*** Begin section ***

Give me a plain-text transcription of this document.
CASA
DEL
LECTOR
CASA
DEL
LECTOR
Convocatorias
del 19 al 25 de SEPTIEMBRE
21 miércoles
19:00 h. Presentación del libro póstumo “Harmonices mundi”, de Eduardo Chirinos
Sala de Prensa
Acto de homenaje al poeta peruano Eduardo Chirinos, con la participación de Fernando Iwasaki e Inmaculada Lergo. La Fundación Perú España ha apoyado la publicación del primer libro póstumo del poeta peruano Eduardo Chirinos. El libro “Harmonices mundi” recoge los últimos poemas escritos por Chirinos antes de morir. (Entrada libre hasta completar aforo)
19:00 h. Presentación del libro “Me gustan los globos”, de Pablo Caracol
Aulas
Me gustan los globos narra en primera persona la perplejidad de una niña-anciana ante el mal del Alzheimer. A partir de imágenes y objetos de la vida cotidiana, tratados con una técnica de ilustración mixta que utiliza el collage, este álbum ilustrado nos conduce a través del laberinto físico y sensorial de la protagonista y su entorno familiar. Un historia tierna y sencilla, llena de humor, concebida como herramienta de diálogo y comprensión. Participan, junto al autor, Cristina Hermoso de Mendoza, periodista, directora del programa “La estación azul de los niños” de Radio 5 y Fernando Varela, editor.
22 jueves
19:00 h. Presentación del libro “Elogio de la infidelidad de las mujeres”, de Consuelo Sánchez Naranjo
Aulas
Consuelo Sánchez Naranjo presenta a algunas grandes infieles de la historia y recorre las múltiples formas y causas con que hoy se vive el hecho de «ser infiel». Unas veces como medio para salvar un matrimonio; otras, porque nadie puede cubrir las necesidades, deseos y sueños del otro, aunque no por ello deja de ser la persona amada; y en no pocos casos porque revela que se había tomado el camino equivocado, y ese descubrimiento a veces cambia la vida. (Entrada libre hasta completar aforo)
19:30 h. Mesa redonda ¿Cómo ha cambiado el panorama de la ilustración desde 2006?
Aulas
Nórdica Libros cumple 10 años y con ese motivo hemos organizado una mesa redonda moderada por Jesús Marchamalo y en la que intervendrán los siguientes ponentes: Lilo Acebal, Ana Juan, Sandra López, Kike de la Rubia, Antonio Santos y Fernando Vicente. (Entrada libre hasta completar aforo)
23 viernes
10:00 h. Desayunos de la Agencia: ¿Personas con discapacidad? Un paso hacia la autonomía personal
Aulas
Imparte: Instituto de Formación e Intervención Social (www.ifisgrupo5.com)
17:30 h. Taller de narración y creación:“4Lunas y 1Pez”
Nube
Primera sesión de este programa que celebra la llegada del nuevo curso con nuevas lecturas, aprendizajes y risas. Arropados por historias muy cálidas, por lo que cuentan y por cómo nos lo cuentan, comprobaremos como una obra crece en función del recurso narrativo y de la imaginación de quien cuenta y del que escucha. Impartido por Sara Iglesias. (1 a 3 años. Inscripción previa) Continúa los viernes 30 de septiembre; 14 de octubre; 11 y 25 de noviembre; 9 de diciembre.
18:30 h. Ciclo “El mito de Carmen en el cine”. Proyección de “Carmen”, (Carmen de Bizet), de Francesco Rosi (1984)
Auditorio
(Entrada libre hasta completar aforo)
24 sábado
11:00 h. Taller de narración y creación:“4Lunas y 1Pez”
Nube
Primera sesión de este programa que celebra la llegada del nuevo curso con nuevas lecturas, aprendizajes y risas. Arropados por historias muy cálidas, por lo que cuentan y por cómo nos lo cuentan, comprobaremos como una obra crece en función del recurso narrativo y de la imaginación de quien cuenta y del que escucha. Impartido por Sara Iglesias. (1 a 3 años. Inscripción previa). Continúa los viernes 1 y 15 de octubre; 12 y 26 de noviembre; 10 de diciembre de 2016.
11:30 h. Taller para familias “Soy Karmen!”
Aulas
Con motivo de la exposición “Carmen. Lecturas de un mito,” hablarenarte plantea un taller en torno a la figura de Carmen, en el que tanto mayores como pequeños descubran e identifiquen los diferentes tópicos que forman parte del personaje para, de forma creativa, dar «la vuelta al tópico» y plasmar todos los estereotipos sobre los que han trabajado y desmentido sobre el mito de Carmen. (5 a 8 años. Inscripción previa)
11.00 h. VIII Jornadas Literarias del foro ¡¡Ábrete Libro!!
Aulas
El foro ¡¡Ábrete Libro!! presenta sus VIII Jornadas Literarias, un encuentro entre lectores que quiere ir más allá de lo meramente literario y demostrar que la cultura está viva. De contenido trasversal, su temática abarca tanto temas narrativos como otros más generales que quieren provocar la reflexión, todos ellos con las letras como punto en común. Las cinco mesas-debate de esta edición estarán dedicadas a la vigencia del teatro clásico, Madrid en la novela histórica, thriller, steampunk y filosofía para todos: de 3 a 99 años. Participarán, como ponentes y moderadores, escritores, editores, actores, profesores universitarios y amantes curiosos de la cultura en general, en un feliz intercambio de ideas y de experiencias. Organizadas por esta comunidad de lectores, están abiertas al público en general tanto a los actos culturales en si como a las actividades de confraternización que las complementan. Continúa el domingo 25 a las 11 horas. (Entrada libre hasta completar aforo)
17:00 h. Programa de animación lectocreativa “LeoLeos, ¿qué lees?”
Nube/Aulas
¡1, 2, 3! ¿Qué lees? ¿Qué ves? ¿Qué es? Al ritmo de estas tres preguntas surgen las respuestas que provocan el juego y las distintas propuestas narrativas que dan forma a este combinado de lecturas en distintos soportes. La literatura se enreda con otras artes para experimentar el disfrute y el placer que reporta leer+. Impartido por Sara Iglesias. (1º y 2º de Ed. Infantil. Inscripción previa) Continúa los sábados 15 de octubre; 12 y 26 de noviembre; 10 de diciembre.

*** End section ***

*Work instruction*
Show a copy of each line from the records above in which the string "Consuelo" occurs.

*Answer area*
19:00 h. Presentación del libro “Elogio de la infidelidad de las mujeres”, de Consuelo Sánchez Naranjo
Consuelo Sánchez Naranjo presenta a algunas grandes infieles de la historia y recorre las múltiples formas y causas con que hoy se vive el hecho de «ser infiel». Unas veces como medio para salvar un matrimonio; otras, porque nadie puede cubrir las necesidades, deseos y sueños del otro, aunque no por ello deja de ser la persona amada; y en no pocos casos porque revela que se había tomado el camino equivocado, y ese descubrimiento a veces cambia la vida. (Entrada libre hasta completar aforo)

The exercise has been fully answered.